§ **Objective**
Pictures aside, quote the whole listing exactly.

######

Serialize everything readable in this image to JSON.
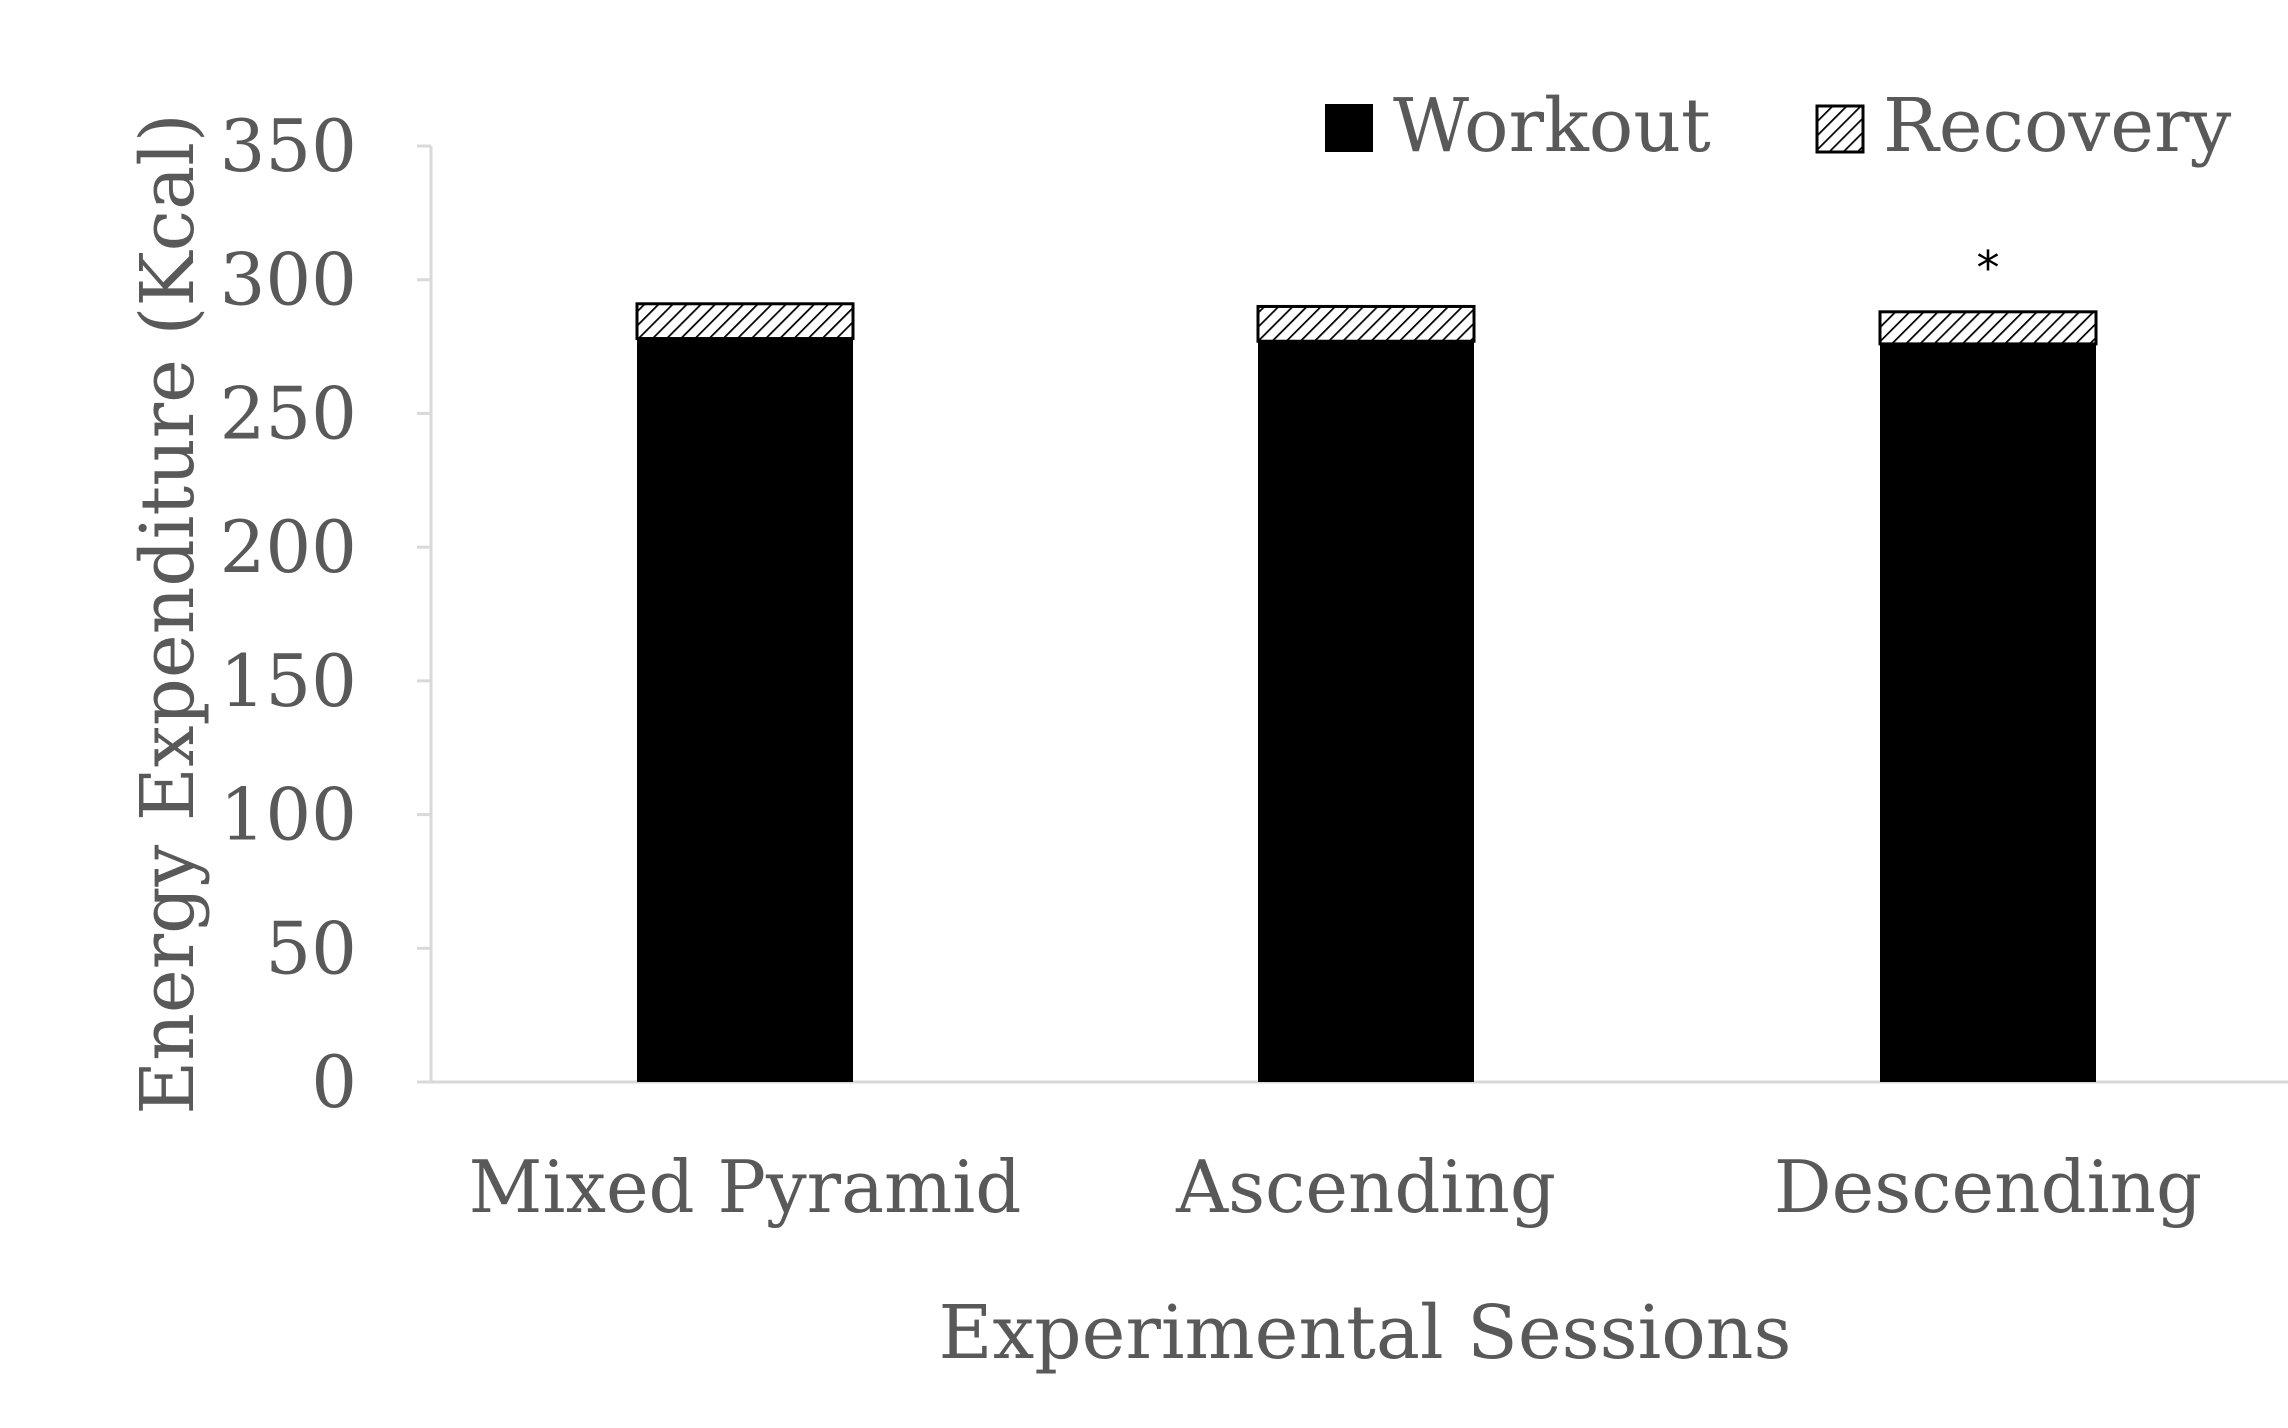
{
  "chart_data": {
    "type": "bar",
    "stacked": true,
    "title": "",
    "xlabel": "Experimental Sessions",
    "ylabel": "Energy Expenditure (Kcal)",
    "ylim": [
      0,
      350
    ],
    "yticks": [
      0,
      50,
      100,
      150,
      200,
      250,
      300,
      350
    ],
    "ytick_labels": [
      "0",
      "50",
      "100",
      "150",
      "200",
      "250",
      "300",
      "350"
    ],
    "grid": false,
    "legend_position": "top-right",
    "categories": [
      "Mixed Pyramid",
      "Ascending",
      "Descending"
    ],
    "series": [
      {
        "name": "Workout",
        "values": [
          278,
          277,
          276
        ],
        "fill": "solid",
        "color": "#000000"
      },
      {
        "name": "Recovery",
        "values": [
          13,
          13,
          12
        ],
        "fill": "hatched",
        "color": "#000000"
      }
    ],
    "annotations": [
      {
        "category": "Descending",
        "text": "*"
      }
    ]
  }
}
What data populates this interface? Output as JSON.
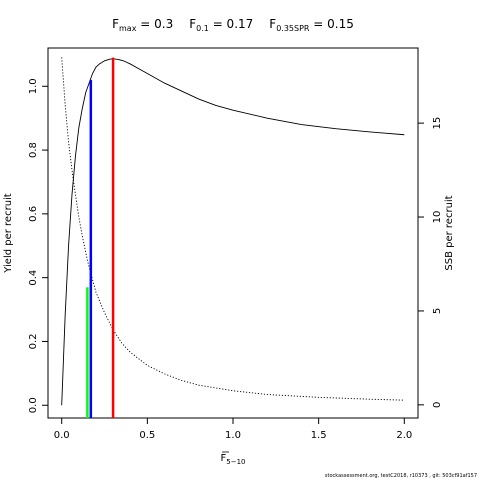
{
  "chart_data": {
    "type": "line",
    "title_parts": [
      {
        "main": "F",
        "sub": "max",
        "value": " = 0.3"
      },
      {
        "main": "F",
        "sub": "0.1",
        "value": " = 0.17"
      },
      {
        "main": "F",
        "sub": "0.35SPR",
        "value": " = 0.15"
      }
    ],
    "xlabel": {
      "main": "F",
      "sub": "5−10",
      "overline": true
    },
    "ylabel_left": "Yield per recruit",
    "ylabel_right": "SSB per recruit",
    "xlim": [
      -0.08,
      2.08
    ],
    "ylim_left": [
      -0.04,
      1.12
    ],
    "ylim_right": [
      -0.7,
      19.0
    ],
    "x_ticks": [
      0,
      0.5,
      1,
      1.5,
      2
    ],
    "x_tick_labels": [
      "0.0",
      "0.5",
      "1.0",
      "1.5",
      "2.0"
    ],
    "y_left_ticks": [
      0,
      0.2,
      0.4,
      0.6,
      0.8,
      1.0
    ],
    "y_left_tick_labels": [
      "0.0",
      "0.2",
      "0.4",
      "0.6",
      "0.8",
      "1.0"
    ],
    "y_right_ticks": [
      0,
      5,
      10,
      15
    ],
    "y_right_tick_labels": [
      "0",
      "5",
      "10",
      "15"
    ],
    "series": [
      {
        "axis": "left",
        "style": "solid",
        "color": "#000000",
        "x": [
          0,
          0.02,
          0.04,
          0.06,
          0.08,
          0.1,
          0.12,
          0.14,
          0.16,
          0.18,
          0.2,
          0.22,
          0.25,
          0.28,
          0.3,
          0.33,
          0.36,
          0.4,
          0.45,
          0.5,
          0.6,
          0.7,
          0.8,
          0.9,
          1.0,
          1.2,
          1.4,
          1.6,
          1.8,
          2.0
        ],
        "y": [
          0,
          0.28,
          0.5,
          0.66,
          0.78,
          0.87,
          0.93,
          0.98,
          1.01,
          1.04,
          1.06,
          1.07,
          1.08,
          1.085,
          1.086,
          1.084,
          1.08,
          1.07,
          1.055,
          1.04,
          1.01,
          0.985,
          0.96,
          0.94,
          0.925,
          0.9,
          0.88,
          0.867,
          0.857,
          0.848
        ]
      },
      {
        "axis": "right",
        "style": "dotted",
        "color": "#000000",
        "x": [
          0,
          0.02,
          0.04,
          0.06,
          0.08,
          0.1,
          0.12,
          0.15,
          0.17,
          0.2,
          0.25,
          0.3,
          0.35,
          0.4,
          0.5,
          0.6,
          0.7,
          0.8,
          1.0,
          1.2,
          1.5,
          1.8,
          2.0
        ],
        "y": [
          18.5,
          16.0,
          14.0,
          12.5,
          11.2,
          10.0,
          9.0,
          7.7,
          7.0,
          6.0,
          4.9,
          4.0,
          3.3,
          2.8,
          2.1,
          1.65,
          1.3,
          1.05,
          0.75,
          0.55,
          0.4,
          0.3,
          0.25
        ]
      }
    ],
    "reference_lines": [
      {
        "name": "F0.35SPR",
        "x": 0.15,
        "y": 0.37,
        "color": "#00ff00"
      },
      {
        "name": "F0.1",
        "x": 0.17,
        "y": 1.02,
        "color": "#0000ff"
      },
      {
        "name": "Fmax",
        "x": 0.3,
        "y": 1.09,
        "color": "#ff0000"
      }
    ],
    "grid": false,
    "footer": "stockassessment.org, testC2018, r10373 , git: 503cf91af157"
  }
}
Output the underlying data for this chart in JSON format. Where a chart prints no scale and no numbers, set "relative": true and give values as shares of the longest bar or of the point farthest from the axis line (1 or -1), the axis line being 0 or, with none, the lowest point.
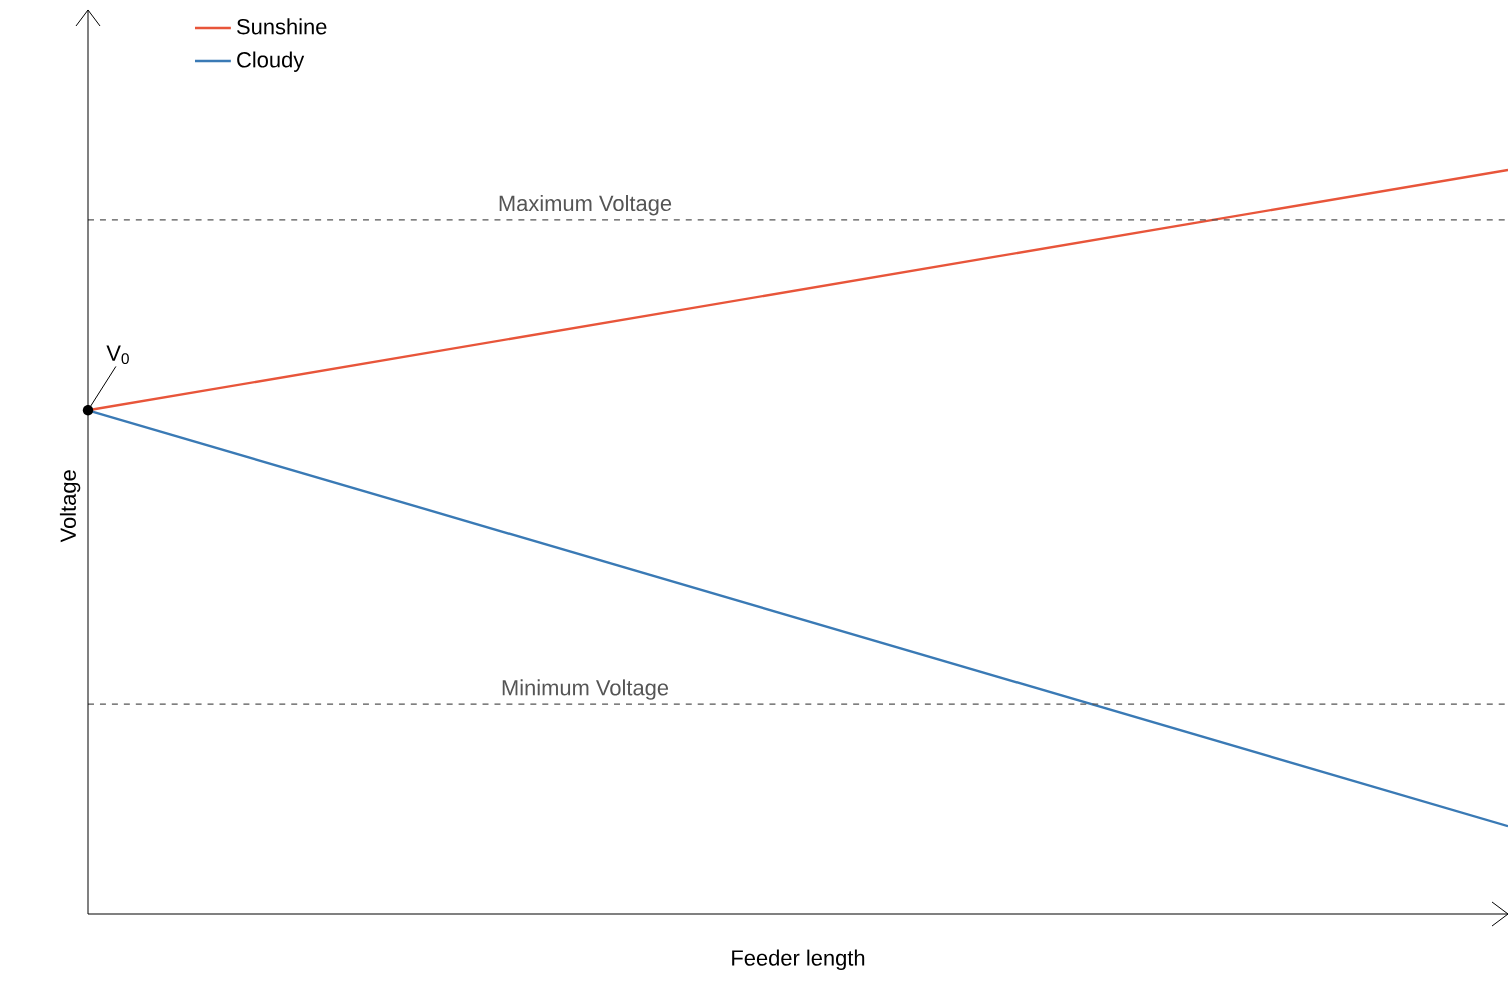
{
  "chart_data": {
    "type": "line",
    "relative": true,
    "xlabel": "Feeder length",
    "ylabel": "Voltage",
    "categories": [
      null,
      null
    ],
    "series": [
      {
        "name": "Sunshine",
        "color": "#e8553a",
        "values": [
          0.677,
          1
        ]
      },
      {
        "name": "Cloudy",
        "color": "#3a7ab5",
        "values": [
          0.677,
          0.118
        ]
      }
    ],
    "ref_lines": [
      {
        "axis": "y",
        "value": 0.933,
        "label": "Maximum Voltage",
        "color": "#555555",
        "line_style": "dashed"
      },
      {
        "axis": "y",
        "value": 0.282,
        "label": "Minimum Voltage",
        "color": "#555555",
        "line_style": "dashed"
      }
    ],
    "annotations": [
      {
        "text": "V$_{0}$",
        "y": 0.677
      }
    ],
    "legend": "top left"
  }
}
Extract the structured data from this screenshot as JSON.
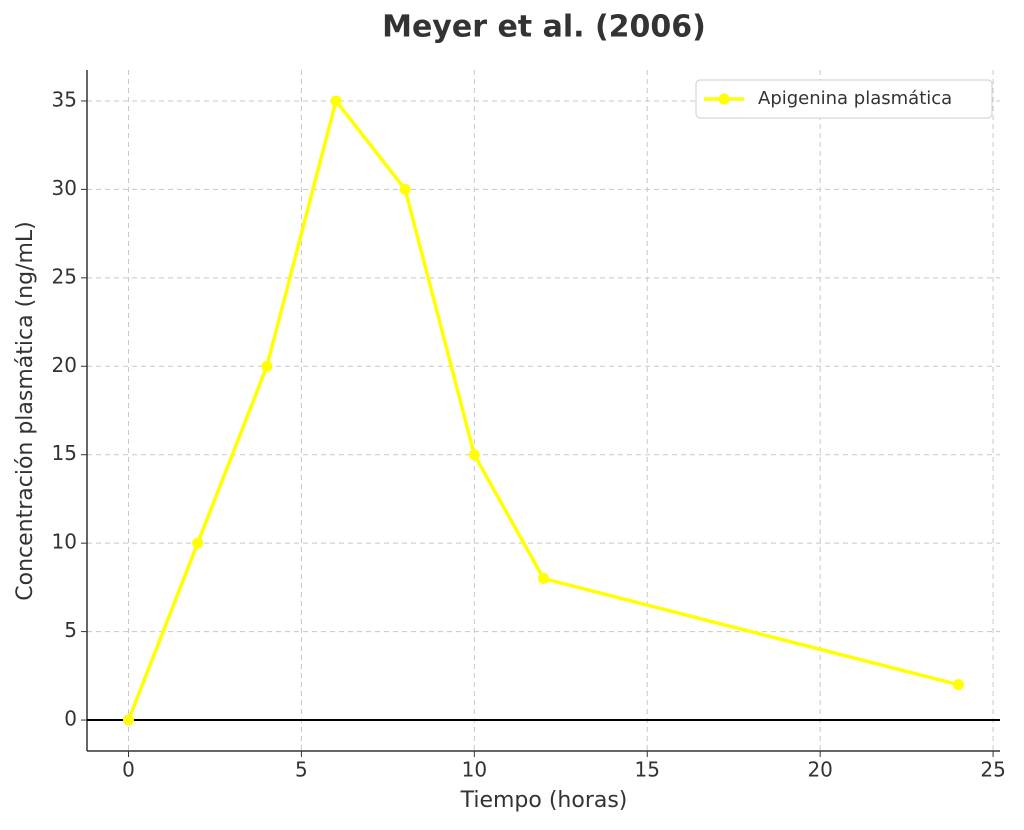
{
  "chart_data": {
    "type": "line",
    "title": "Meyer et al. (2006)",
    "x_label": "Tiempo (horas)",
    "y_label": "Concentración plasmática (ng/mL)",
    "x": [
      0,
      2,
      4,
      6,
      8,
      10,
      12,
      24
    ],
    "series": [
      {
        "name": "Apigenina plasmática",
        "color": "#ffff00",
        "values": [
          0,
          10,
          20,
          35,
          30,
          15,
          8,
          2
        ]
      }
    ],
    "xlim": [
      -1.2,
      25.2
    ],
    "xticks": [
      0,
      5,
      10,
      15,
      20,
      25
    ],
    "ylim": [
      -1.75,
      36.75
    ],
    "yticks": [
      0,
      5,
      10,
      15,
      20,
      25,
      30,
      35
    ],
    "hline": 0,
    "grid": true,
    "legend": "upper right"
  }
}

######

§ **Result**
Serialize everything readable in this image to JSON.
{
  "chart_data": {
    "type": "bar",
    "stacked": true,
    "title": "",
    "xlabel": "Experimental Sessions",
    "ylabel": "Energy Expenditure (Kcal)",
    "ylim": [
      0,
      350
    ],
    "yticks": [
      0,
      50,
      100,
      150,
      200,
      250,
      300,
      350
    ],
    "ytick_labels": [
      "0",
      "50",
      "100",
      "150",
      "200",
      "250",
      "300",
      "350"
    ],
    "grid": false,
    "legend_position": "top-right",
    "categories": [
      "Mixed Pyramid",
      "Ascending",
      "Descending"
    ],
    "series": [
      {
        "name": "Workout",
        "values": [
          278,
          277,
          276
        ],
        "fill": "solid",
        "color": "#000000"
      },
      {
        "name": "Recovery",
        "values": [
          13,
          13,
          12
        ],
        "fill": "hatched",
        "color": "#000000"
      }
    ],
    "annotations": [
      {
        "category": "Descending",
        "text": "*"
      }
    ]
  }
}
What data populates this interface? Output as JSON.
{
  "chart_data": {
    "type": "line",
    "title_parts": [
      {
        "main": "F",
        "sub": "max",
        "value": " = 0.3"
      },
      {
        "main": "F",
        "sub": "0.1",
        "value": " = 0.17"
      },
      {
        "main": "F",
        "sub": "0.35SPR",
        "value": " = 0.15"
      }
    ],
    "xlabel": {
      "main": "F",
      "sub": "5−10",
      "overline": true
    },
    "ylabel_left": "Yield per recruit",
    "ylabel_right": "SSB per recruit",
    "xlim": [
      -0.08,
      2.08
    ],
    "ylim_left": [
      -0.04,
      1.12
    ],
    "ylim_right": [
      -0.7,
      19.0
    ],
    "x_ticks": [
      0,
      0.5,
      1,
      1.5,
      2
    ],
    "x_tick_labels": [
      "0.0",
      "0.5",
      "1.0",
      "1.5",
      "2.0"
    ],
    "y_left_ticks": [
      0,
      0.2,
      0.4,
      0.6,
      0.8,
      1.0
    ],
    "y_left_tick_labels": [
      "0.0",
      "0.2",
      "0.4",
      "0.6",
      "0.8",
      "1.0"
    ],
    "y_right_ticks": [
      0,
      5,
      10,
      15
    ],
    "y_right_tick_labels": [
      "0",
      "5",
      "10",
      "15"
    ],
    "series": [
      {
        "axis": "left",
        "style": "solid",
        "color": "#000000",
        "x": [
          0,
          0.02,
          0.04,
          0.06,
          0.08,
          0.1,
          0.12,
          0.14,
          0.16,
          0.18,
          0.2,
          0.22,
          0.25,
          0.28,
          0.3,
          0.33,
          0.36,
          0.4,
          0.45,
          0.5,
          0.6,
          0.7,
          0.8,
          0.9,
          1.0,
          1.2,
          1.4,
          1.6,
          1.8,
          2.0
        ],
        "y": [
          0,
          0.28,
          0.5,
          0.66,
          0.78,
          0.87,
          0.93,
          0.98,
          1.01,
          1.04,
          1.06,
          1.07,
          1.08,
          1.085,
          1.086,
          1.084,
          1.08,
          1.07,
          1.055,
          1.04,
          1.01,
          0.985,
          0.96,
          0.94,
          0.925,
          0.9,
          0.88,
          0.867,
          0.857,
          0.848
        ]
      },
      {
        "axis": "right",
        "style": "dotted",
        "color": "#000000",
        "x": [
          0,
          0.02,
          0.04,
          0.06,
          0.08,
          0.1,
          0.12,
          0.15,
          0.17,
          0.2,
          0.25,
          0.3,
          0.35,
          0.4,
          0.5,
          0.6,
          0.7,
          0.8,
          1.0,
          1.2,
          1.5,
          1.8,
          2.0
        ],
        "y": [
          18.5,
          16.0,
          14.0,
          12.5,
          11.2,
          10.0,
          9.0,
          7.7,
          7.0,
          6.0,
          4.9,
          4.0,
          3.3,
          2.8,
          2.1,
          1.65,
          1.3,
          1.05,
          0.75,
          0.55,
          0.4,
          0.3,
          0.25
        ]
      }
    ],
    "reference_lines": [
      {
        "name": "F0.35SPR",
        "x": 0.15,
        "y": 0.37,
        "color": "#00ff00"
      },
      {
        "name": "F0.1",
        "x": 0.17,
        "y": 1.02,
        "color": "#0000ff"
      },
      {
        "name": "Fmax",
        "x": 0.3,
        "y": 1.09,
        "color": "#ff0000"
      }
    ],
    "grid": false,
    "footer": "stockassessment.org, testC2018, r10373 , git: 503cf91af157"
  }
}
Output the underlying data for this chart in JSON format. Where a chart prints no scale and no numbers, set "relative": true and give values as shares of the longest bar or of the point farthest from the axis line (1 or -1), the axis line being 0 or, with none, the lowest point.
{
  "chart_data": {
    "type": "line",
    "relative": true,
    "xlabel": "Feeder length",
    "ylabel": "Voltage",
    "categories": [
      null,
      null
    ],
    "series": [
      {
        "name": "Sunshine",
        "color": "#e8553a",
        "values": [
          0.677,
          1
        ]
      },
      {
        "name": "Cloudy",
        "color": "#3a7ab5",
        "values": [
          0.677,
          0.118
        ]
      }
    ],
    "ref_lines": [
      {
        "axis": "y",
        "value": 0.933,
        "label": "Maximum Voltage",
        "color": "#555555",
        "line_style": "dashed"
      },
      {
        "axis": "y",
        "value": 0.282,
        "label": "Minimum Voltage",
        "color": "#555555",
        "line_style": "dashed"
      }
    ],
    "annotations": [
      {
        "text": "V$_{0}$",
        "y": 0.677
      }
    ],
    "legend": "top left"
  }
}
Extract the structured data from this screenshot as JSON.
{
  "chart_data": {
    "type": "line",
    "title": "Meyer et al. (2006)",
    "x_label": "Tiempo (horas)",
    "y_label": "Concentración plasmática (ng/mL)",
    "x": [
      0,
      2,
      4,
      6,
      8,
      10,
      12,
      24
    ],
    "series": [
      {
        "name": "Apigenina plasmática",
        "color": "#ffff00",
        "values": [
          0,
          10,
          20,
          35,
          30,
          15,
          8,
          2
        ]
      }
    ],
    "xlim": [
      -1.2,
      25.2
    ],
    "xticks": [
      0,
      5,
      10,
      15,
      20,
      25
    ],
    "ylim": [
      -1.75,
      36.75
    ],
    "yticks": [
      0,
      5,
      10,
      15,
      20,
      25,
      30,
      35
    ],
    "hline": 0,
    "grid": true,
    "legend": "upper right"
  }
}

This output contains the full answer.